» Set problem: Give a verbatim quotation of every record.

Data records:
——————————
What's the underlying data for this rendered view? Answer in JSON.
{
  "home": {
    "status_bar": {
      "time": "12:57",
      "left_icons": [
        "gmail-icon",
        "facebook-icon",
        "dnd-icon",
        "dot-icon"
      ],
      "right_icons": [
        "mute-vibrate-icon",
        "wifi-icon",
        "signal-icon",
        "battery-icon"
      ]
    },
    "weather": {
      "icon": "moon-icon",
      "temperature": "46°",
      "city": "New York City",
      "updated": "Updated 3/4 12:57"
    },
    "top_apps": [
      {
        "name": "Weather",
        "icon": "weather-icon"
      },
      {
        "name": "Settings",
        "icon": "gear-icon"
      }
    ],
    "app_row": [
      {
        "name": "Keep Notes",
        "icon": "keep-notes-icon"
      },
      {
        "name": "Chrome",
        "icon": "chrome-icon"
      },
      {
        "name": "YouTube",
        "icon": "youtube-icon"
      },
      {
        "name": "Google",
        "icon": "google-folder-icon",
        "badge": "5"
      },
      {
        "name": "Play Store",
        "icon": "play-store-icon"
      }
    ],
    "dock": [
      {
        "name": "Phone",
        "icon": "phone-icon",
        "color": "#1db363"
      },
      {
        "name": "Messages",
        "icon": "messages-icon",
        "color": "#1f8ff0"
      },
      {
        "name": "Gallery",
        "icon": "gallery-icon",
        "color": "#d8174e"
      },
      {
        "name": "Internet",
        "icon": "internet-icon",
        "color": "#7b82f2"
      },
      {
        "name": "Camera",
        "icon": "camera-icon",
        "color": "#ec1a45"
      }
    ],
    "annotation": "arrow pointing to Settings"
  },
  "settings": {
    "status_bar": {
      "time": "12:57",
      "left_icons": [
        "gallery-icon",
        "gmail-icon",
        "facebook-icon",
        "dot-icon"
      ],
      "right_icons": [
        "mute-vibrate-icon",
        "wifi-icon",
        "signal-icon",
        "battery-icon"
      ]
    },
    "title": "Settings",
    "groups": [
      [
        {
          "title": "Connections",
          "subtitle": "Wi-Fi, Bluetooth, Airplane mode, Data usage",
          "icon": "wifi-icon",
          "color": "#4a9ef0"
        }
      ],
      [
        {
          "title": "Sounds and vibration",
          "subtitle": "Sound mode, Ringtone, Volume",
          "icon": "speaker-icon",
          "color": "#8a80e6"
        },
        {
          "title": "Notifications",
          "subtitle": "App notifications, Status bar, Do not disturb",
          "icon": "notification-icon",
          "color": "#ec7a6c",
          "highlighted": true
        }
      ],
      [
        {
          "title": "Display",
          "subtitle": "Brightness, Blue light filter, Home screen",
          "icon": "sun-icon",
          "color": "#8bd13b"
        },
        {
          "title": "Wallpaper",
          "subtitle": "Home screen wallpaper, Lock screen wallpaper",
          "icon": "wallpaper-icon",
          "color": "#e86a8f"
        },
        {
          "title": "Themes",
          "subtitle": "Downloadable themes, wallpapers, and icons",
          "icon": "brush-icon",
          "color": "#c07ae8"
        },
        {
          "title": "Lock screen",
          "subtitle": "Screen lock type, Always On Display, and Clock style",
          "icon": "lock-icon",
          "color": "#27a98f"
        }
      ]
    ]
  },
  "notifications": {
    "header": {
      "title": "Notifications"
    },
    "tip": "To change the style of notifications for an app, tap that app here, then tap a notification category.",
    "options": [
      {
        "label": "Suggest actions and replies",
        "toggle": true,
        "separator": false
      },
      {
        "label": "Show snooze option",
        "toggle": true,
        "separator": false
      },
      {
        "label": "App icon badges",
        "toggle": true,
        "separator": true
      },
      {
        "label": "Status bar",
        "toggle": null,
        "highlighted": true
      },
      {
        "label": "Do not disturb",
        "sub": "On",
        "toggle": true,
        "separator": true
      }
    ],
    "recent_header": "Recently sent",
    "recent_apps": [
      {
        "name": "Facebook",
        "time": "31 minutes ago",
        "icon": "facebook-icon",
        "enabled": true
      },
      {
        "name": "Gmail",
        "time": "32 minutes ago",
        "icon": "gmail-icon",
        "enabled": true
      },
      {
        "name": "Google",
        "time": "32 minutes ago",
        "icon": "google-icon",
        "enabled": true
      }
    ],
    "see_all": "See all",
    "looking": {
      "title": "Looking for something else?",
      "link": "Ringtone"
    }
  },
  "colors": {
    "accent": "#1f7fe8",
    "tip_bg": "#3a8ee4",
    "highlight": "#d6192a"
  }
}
——————————
» Solved problem:
What's the underlying data for this rendered view? Answer in JSON.
{
  "home": {
    "status_bar": {
      "time": "12:57",
      "left_icons": [
        "gmail-icon",
        "facebook-icon",
        "dnd-icon",
        "dot-icon"
      ],
      "right_icons": [
        "mute-vibrate-icon",
        "wifi-icon",
        "signal-icon",
        "battery-icon"
      ]
    },
    "weather": {
      "icon": "moon-icon",
      "temperature": "46°",
      "city": "New York City",
      "updated": "Updated 3/4 12:57"
    },
    "top_apps": [
      {
        "name": "Weather",
        "icon": "weather-icon"
      },
      {
        "name": "Settings",
        "icon": "gear-icon"
      }
    ],
    "app_row": [
      {
        "name": "Keep Notes",
        "icon": "keep-notes-icon"
      },
      {
        "name": "Chrome",
        "icon": "chrome-icon"
      },
      {
        "name": "YouTube",
        "icon": "youtube-icon"
      },
      {
        "name": "Google",
        "icon": "google-folder-icon",
        "badge": "5"
      },
      {
        "name": "Play Store",
        "icon": "play-store-icon"
      }
    ],
    "dock": [
      {
        "name": "Phone",
        "icon": "phone-icon",
        "color": "#1db363"
      },
      {
        "name": "Messages",
        "icon": "messages-icon",
        "color": "#1f8ff0"
      },
      {
        "name": "Gallery",
        "icon": "gallery-icon",
        "color": "#d8174e"
      },
      {
        "name": "Internet",
        "icon": "internet-icon",
        "color": "#7b82f2"
      },
      {
        "name": "Camera",
        "icon": "camera-icon",
        "color": "#ec1a45"
      }
    ],
    "annotation": "arrow pointing to Settings"
  },
  "settings": {
    "status_bar": {
      "time": "12:57",
      "left_icons": [
        "gallery-icon",
        "gmail-icon",
        "facebook-icon",
        "dot-icon"
      ],
      "right_icons": [
        "mute-vibrate-icon",
        "wifi-icon",
        "signal-icon",
        "battery-icon"
      ]
    },
    "title": "Settings",
    "groups": [
      [
        {
          "title": "Connections",
          "subtitle": "Wi-Fi, Bluetooth, Airplane mode, Data usage",
          "icon": "wifi-icon",
          "color": "#4a9ef0"
        }
      ],
      [
        {
          "title": "Sounds and vibration",
          "subtitle": "Sound mode, Ringtone, Volume",
          "icon": "speaker-icon",
          "color": "#8a80e6"
        },
        {
          "title": "Notifications",
          "subtitle": "App notifications, Status bar, Do not disturb",
          "icon": "notification-icon",
          "color": "#ec7a6c",
          "highlighted": true
        }
      ],
      [
        {
          "title": "Display",
          "subtitle": "Brightness, Blue light filter, Home screen",
          "icon": "sun-icon",
          "color": "#8bd13b"
        },
        {
          "title": "Wallpaper",
          "subtitle": "Home screen wallpaper, Lock screen wallpaper",
          "icon": "wallpaper-icon",
          "color": "#e86a8f"
        },
        {
          "title": "Themes",
          "subtitle": "Downloadable themes, wallpapers, and icons",
          "icon": "brush-icon",
          "color": "#c07ae8"
        },
        {
          "title": "Lock screen",
          "subtitle": "Screen lock type, Always On Display, and Clock style",
          "icon": "lock-icon",
          "color": "#27a98f"
        }
      ]
    ]
  },
  "notifications": {
    "header": {
      "title": "Notifications"
    },
    "tip": "To change the style of notifications for an app, tap that app here, then tap a notification category.",
    "options": [
      {
        "label": "Suggest actions and replies",
        "toggle": true,
        "separator": false
      },
      {
        "label": "Show snooze option",
        "toggle": true,
        "separator": false
      },
      {
        "label": "App icon badges",
        "toggle": true,
        "separator": true
      },
      {
        "label": "Status bar",
        "toggle": null,
        "highlighted": true
      },
      {
        "label": "Do not disturb",
        "sub": "On",
        "toggle": true,
        "separator": true
      }
    ],
    "recent_header": "Recently sent",
    "recent_apps": [
      {
        "name": "Facebook",
        "time": "31 minutes ago",
        "icon": "facebook-icon",
        "enabled": true
      },
      {
        "name": "Gmail",
        "time": "32 minutes ago",
        "icon": "gmail-icon",
        "enabled": true
      },
      {
        "name": "Google",
        "time": "32 minutes ago",
        "icon": "google-icon",
        "enabled": true
      }
    ],
    "see_all": "See all",
    "looking": {
      "title": "Looking for something else?",
      "link": "Ringtone"
    }
  },
  "colors": {
    "accent": "#1f7fe8",
    "tip_bg": "#3a8ee4",
    "highlight": "#d6192a"
  }
}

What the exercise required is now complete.